- AIM -
Whenever a line contains the string "color", copy it out of the entries.
-- Begin GIVEN DATA --
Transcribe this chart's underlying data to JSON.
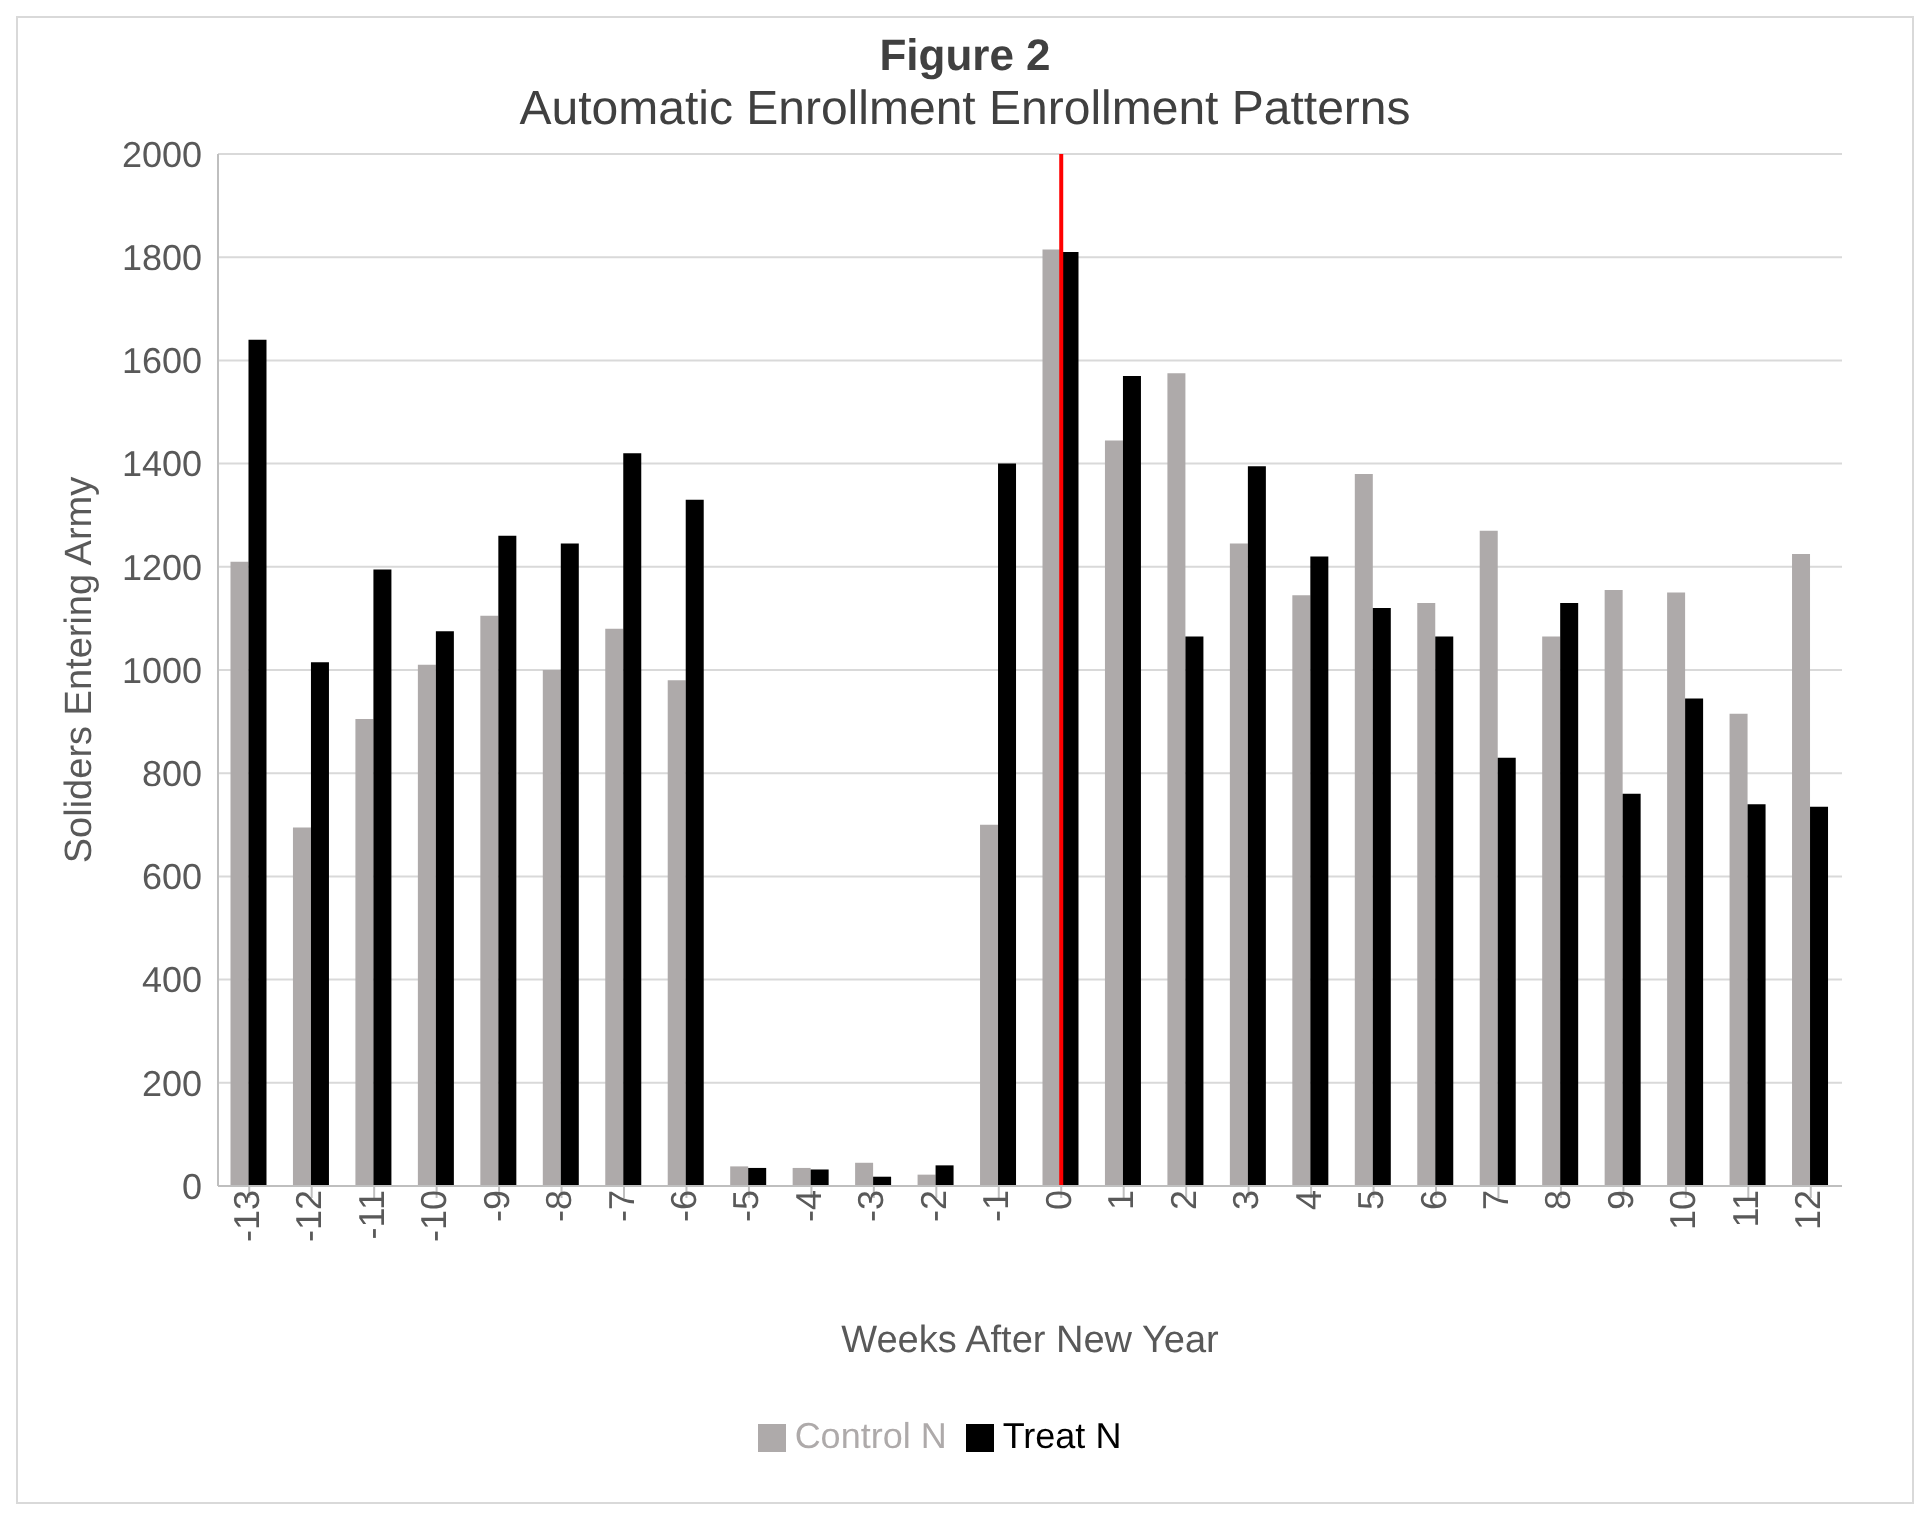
{
  "chart_data": {
    "type": "bar",
    "title": "Figure 2",
    "subtitle": "Automatic Enrollment Enrollment Patterns",
    "xlabel": "Weeks After New Year",
    "ylabel": "Soliders Entering Army",
    "categories": [
      "-13",
      "-12",
      "-11",
      "-10",
      "-9",
      "-8",
      "-7",
      "-6",
      "-5",
      "-4",
      "-3",
      "-2",
      "-1",
      "0",
      "1",
      "2",
      "3",
      "4",
      "5",
      "6",
      "7",
      "8",
      "9",
      "10",
      "11",
      "12"
    ],
    "series": [
      {
        "name": "Control N",
        "color": "#aeaaaa",
        "values": [
          1210,
          695,
          905,
          1010,
          1105,
          1000,
          1080,
          980,
          38,
          35,
          45,
          22,
          700,
          1815,
          1445,
          1575,
          1245,
          1145,
          1380,
          1130,
          1270,
          1065,
          1155,
          1150,
          915,
          1225
        ]
      },
      {
        "name": "Treat N",
        "color": "#000000",
        "values": [
          1640,
          1015,
          1195,
          1075,
          1260,
          1245,
          1420,
          1330,
          35,
          32,
          18,
          40,
          1400,
          1810,
          1570,
          1065,
          1395,
          1220,
          1120,
          1065,
          830,
          1130,
          760,
          945,
          740,
          735
        ]
      }
    ],
    "ylim": [
      0,
      2000
    ],
    "yticks": [
      0,
      200,
      400,
      600,
      800,
      1000,
      1200,
      1400,
      1600,
      1800,
      2000
    ],
    "ref_lines": [
      {
        "axis": "x",
        "value": "0",
        "color": "#ff0000"
      }
    ],
    "grid": "y",
    "legend": "bottom"
  }
}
-- End GIVEN DATA --
- WORKED ANSWER -
        "color": "#aeaaaa",
        "color": "#000000",
        "color": "#ff0000"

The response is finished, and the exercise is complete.